Records from a collection of figures:
========================================
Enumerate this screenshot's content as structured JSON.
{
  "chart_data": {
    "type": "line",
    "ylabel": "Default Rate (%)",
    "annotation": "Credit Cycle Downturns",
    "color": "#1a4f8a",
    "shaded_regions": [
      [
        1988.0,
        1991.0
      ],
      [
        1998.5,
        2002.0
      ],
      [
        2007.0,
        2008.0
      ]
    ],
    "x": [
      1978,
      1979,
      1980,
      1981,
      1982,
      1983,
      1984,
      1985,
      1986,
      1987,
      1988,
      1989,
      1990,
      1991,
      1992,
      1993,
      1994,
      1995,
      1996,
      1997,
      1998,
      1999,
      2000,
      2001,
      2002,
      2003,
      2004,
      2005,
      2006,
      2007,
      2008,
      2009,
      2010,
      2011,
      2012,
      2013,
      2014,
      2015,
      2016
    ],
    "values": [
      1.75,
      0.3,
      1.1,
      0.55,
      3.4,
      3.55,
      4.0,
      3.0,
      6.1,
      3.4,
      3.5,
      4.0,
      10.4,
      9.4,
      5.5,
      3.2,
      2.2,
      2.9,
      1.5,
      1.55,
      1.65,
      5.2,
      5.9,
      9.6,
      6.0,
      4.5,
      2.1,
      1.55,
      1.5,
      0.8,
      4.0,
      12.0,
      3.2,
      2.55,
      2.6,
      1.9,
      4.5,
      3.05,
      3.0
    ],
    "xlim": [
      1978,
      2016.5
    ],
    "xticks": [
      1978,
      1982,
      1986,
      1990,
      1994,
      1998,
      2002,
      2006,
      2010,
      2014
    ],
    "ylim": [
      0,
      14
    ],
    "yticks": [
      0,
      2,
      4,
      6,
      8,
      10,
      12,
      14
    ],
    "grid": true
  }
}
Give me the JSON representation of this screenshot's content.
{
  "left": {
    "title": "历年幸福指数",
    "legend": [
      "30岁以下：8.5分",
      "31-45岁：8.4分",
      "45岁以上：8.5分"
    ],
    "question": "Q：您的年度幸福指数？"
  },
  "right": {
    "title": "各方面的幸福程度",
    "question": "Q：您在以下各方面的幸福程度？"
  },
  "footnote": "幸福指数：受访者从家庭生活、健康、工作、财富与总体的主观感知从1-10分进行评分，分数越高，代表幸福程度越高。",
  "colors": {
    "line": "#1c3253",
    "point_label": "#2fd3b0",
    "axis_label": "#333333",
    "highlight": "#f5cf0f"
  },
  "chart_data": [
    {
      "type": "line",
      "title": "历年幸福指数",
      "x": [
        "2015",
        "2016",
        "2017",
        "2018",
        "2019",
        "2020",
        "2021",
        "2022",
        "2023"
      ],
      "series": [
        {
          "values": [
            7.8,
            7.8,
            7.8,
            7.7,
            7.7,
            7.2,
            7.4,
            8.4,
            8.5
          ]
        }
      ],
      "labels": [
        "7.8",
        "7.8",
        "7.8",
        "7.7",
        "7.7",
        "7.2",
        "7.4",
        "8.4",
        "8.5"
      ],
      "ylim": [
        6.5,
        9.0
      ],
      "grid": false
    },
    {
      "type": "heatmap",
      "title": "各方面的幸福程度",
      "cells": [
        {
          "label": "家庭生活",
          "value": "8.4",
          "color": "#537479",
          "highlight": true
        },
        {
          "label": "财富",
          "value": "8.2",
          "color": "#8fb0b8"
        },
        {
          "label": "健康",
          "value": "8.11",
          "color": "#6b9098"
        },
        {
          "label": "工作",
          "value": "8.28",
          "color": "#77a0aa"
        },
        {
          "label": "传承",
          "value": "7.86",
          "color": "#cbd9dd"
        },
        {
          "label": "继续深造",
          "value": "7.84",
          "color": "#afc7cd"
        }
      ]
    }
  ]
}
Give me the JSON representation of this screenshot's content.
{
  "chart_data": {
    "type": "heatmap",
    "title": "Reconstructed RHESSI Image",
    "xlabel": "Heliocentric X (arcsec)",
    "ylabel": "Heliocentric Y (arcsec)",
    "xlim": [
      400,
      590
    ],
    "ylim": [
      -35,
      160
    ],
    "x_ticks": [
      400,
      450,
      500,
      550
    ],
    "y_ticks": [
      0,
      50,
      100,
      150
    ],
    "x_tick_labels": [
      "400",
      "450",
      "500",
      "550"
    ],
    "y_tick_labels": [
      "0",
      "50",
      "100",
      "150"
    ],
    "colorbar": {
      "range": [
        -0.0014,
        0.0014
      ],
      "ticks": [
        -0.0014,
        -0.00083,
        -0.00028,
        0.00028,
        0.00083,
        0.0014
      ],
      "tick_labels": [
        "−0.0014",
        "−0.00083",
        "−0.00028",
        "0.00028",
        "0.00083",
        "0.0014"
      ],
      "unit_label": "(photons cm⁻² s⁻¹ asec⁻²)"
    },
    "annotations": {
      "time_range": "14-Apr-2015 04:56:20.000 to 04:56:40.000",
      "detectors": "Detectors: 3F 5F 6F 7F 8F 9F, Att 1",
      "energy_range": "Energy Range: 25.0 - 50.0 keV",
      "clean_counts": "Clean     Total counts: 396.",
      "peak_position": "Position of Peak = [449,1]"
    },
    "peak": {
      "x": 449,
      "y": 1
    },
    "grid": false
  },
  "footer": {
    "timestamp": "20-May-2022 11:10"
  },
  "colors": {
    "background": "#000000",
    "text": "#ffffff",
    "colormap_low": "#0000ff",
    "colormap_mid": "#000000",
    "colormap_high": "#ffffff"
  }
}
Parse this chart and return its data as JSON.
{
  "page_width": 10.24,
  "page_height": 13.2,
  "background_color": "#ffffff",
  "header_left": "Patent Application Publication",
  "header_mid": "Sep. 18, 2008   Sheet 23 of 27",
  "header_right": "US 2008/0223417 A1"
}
========================================
■ WHAT YOU ARE ASKED TO DO:
Reproduce every line from the entries that holds the word "Heliocentric".

■ SOLUTION TO THE PROBLEM:
    "xlabel": "Heliocentric X (arcsec)",
    "ylabel": "Heliocentric Y (arcsec)",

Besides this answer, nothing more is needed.